WORK TO BE COMPLETED: Report every line from the material that contains the word "いくつでも".

TASK INPUTS:
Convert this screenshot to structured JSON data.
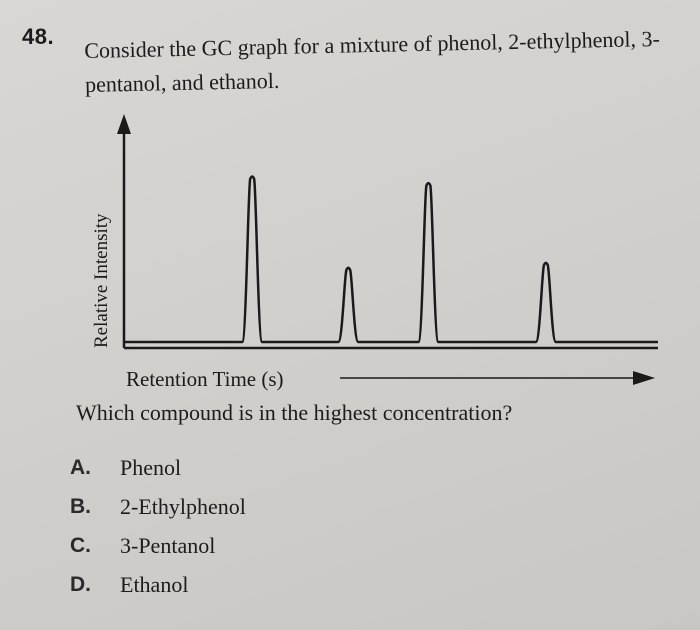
{
  "question": {
    "number": "48.",
    "stem": "Consider the GC graph for a mixture of phenol, 2-ethylphenol, 3-pentanol, and ethanol.",
    "prompt": "Which compound is in the highest concentration?"
  },
  "graph": {
    "ylabel": "Relative Intensity",
    "xlabel": "Retention Time (s)"
  },
  "options": [
    {
      "letter": "A.",
      "text": "Phenol"
    },
    {
      "letter": "B.",
      "text": "2-Ethylphenol"
    },
    {
      "letter": "C.",
      "text": "3-Pentanol"
    },
    {
      "letter": "D.",
      "text": "Ethanol"
    }
  ],
  "chart_data": {
    "type": "line",
    "series": [
      {
        "peak_retention_fraction": 0.24,
        "relative_height": 1.0
      },
      {
        "peak_retention_fraction": 0.42,
        "relative_height": 0.45
      },
      {
        "peak_retention_fraction": 0.57,
        "relative_height": 0.96
      },
      {
        "peak_retention_fraction": 0.79,
        "relative_height": 0.48
      }
    ],
    "colors": {
      "line": "#1a1a1a"
    }
  }
}
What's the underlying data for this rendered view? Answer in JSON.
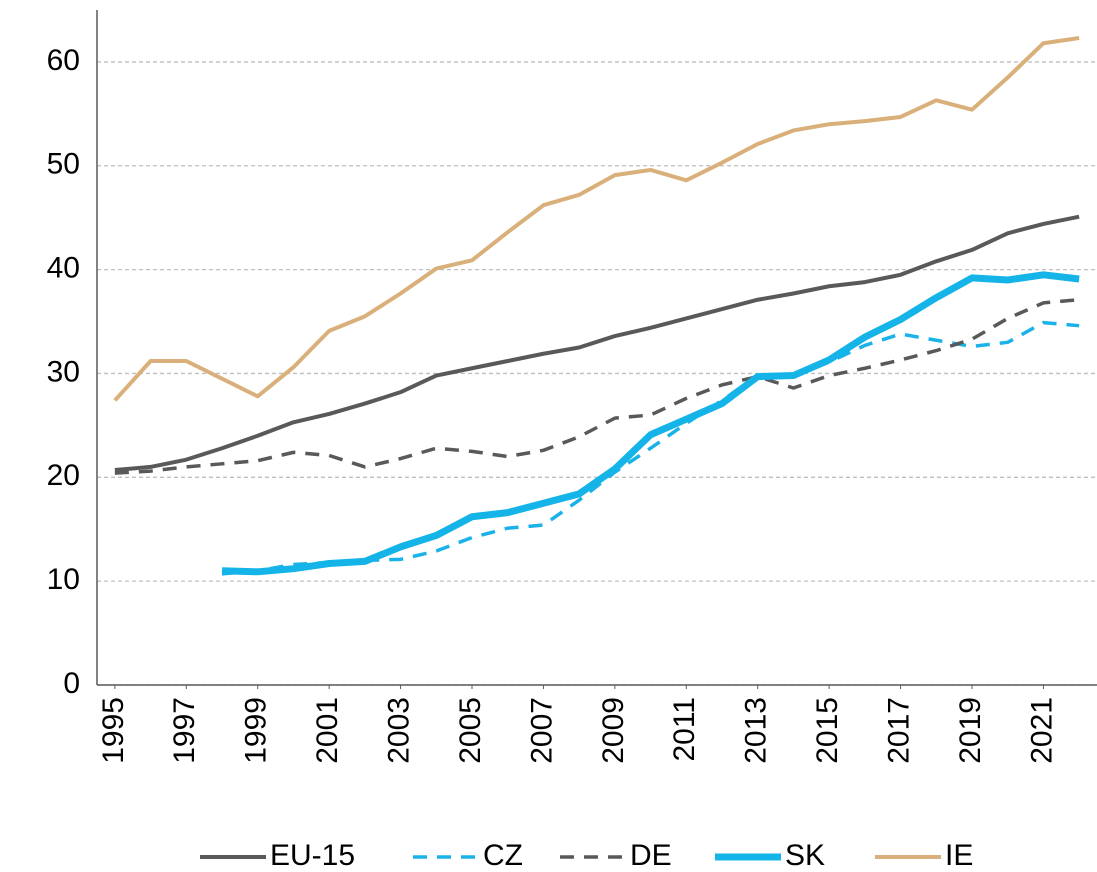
{
  "chart_data": {
    "type": "line",
    "x": [
      1995,
      1996,
      1997,
      1998,
      1999,
      2000,
      2001,
      2002,
      2003,
      2004,
      2005,
      2006,
      2007,
      2008,
      2009,
      2010,
      2011,
      2012,
      2013,
      2014,
      2015,
      2016,
      2017,
      2018,
      2019,
      2020,
      2021,
      2022
    ],
    "xlim": [
      1994.5,
      2022.5
    ],
    "xticks": [
      1995,
      1997,
      1999,
      2001,
      2003,
      2005,
      2007,
      2009,
      2011,
      2013,
      2015,
      2017,
      2019,
      2021
    ],
    "ylim": [
      0,
      65
    ],
    "yticks": [
      0,
      10,
      20,
      30,
      40,
      50,
      60
    ],
    "grid": true,
    "legend": "bottom",
    "series": [
      {
        "name": "EU-15",
        "color": "#595959",
        "line_style": "solid",
        "values": [
          20.7,
          21.0,
          21.7,
          22.8,
          24.0,
          25.3,
          26.1,
          27.1,
          28.2,
          29.8,
          30.5,
          31.2,
          31.9,
          32.5,
          33.6,
          34.4,
          35.3,
          36.2,
          37.1,
          37.7,
          38.4,
          38.8,
          39.5,
          40.8,
          41.9,
          43.5,
          44.4,
          45.1
        ]
      },
      {
        "name": "CZ",
        "color": "#1ab2e8",
        "line_style": "dashed",
        "values": [
          null,
          null,
          null,
          10.7,
          11.0,
          11.6,
          11.8,
          12.0,
          12.1,
          12.9,
          14.2,
          15.1,
          15.4,
          17.8,
          20.5,
          22.8,
          25.2,
          27.4,
          29.8,
          29.7,
          31.1,
          32.7,
          33.8,
          33.2,
          32.6,
          33.0,
          34.9,
          34.6
        ]
      },
      {
        "name": "DE",
        "color": "#595959",
        "line_style": "dashed",
        "values": [
          20.4,
          20.6,
          21.0,
          21.3,
          21.6,
          22.4,
          22.1,
          21.0,
          21.8,
          22.8,
          22.5,
          22.0,
          22.6,
          23.9,
          25.7,
          26.0,
          27.6,
          28.9,
          29.7,
          28.6,
          29.8,
          30.5,
          31.3,
          32.2,
          33.3,
          35.3,
          36.8,
          37.1
        ]
      },
      {
        "name": "SK",
        "color": "#14b4e8",
        "line_style": "solid",
        "values": [
          null,
          null,
          null,
          11.0,
          10.9,
          11.2,
          11.7,
          11.9,
          13.3,
          14.4,
          16.2,
          16.6,
          17.5,
          18.4,
          20.8,
          24.1,
          25.6,
          27.1,
          29.7,
          29.8,
          31.3,
          33.5,
          35.2,
          37.3,
          39.2,
          39.0,
          39.5,
          39.1
        ]
      },
      {
        "name": "IE",
        "color": "#d9b07a",
        "line_style": "solid",
        "values": [
          27.4,
          31.2,
          31.2,
          29.5,
          27.8,
          30.6,
          34.1,
          35.5,
          37.7,
          40.1,
          40.9,
          43.6,
          46.2,
          47.2,
          49.1,
          49.6,
          48.6,
          50.3,
          52.1,
          53.4,
          54.0,
          54.3,
          54.7,
          56.3,
          55.4,
          58.5,
          61.8,
          62.3
        ]
      }
    ]
  }
}
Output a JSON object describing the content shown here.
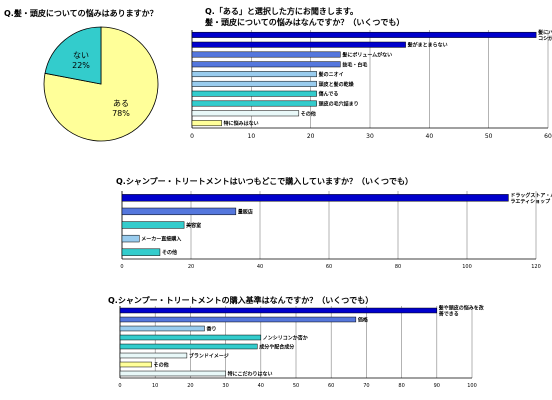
{
  "chart_data": [
    {
      "type": "pie",
      "title": "Q.髪・頭皮についての悩みはありますか？",
      "slices": [
        {
          "label": "ある",
          "value": 78,
          "value_label": "78%"
        },
        {
          "label": "ない",
          "value": 22,
          "value_label": "22%"
        }
      ],
      "colors": [
        "#ffff99",
        "#33cccc"
      ]
    },
    {
      "type": "bar",
      "orientation": "horizontal",
      "title": "Q.「ある」と選択した方にお聞きします。",
      "subtitle": "髪・頭皮についての悩みはなんですか？（いくつでも）",
      "categories": [
        "髪にハリ・艶・コシがない",
        "髪がまとまらない",
        "髪にボリュームがない",
        "抜毛・白毛",
        "髪のニオイ",
        "頭皮と髪の乾燥",
        "傷んでる",
        "頭皮の毛穴詰まり",
        "その他",
        "特に悩みはない"
      ],
      "values": [
        58,
        36,
        25,
        25,
        21,
        21,
        21,
        21,
        18,
        5
      ],
      "colors": [
        "#0000cc",
        "#0000cc",
        "#5577dd",
        "#5577dd",
        "#99ccee",
        "#99ccee",
        "#33cccc",
        "#33cccc",
        "#e8f8f8",
        "#ffff99"
      ],
      "xlim": [
        0,
        60
      ],
      "xticks": [
        "0",
        "10",
        "20",
        "30",
        "40",
        "50",
        "60"
      ]
    },
    {
      "type": "bar",
      "orientation": "horizontal",
      "title": "Q.シャンプー・トリートメントはいつもどこで購入していますか？（いくつでも）",
      "categories": [
        "ドラッグストア・バラエティショップ",
        "量販店",
        "美容室",
        "メーカー直接購入",
        "その他"
      ],
      "values": [
        112,
        33,
        18,
        5,
        11
      ],
      "colors": [
        "#0000cc",
        "#5577dd",
        "#33cccc",
        "#99ccee",
        "#33cccc"
      ],
      "xlim": [
        0,
        120
      ],
      "xticks": [
        "0",
        "20",
        "40",
        "60",
        "80",
        "100",
        "120"
      ]
    },
    {
      "type": "bar",
      "orientation": "horizontal",
      "title": "Q.シャンプー・トリートメントの購入基準はなんですか？（いくつでも）",
      "categories": [
        "髪や頭皮の悩みを改善できる",
        "価格",
        "香り",
        "ノンシリコンか否か",
        "成分や配合成分",
        "ブランドイメージ",
        "その他",
        "特にこだわりはない"
      ],
      "values": [
        90,
        67,
        24,
        40,
        39,
        19,
        9,
        30
      ],
      "colors": [
        "#0000cc",
        "#5577dd",
        "#99ccee",
        "#33cccc",
        "#33cccc",
        "#e8f8f8",
        "#ffff99",
        "#e8f8f8"
      ],
      "xlim": [
        0,
        100
      ],
      "xticks": [
        "0",
        "10",
        "20",
        "30",
        "40",
        "50",
        "60",
        "70",
        "80",
        "90",
        "100"
      ]
    }
  ]
}
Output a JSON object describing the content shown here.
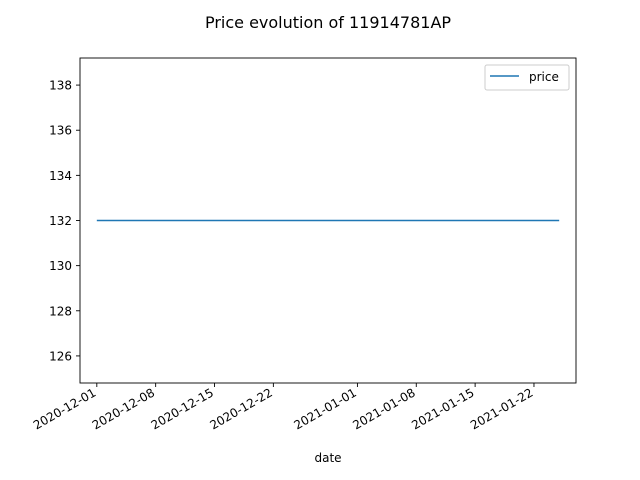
{
  "chart_data": {
    "type": "line",
    "title": "Price evolution of 11914781AP",
    "xlabel": "date",
    "ylabel": "",
    "x_ticks": [
      "2020-12-01",
      "2020-12-08",
      "2020-12-15",
      "2020-12-22",
      "2021-01-01",
      "2021-01-08",
      "2021-01-15",
      "2021-01-22"
    ],
    "y_ticks": [
      126,
      128,
      130,
      132,
      134,
      136,
      138
    ],
    "xlim": [
      "2020-11-29",
      "2021-01-27"
    ],
    "ylim": [
      124.8,
      139.2
    ],
    "grid": false,
    "legend_position": "top-right",
    "series": [
      {
        "name": "price",
        "color": "#1f77b4",
        "points": [
          {
            "x": "2020-12-01",
            "y": 132
          },
          {
            "x": "2021-01-25",
            "y": 132
          }
        ]
      }
    ]
  }
}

FULL RESPONSE:
      "subtitle": "髪・頭皮についての悩みはなんですか？（いくつでも）",
      "title": "Q.シャンプー・トリートメントはいつもどこで購入していますか？（いくつでも）",
      "title": "Q.シャンプー・トリートメントの購入基準はなんですか？（いくつでも）",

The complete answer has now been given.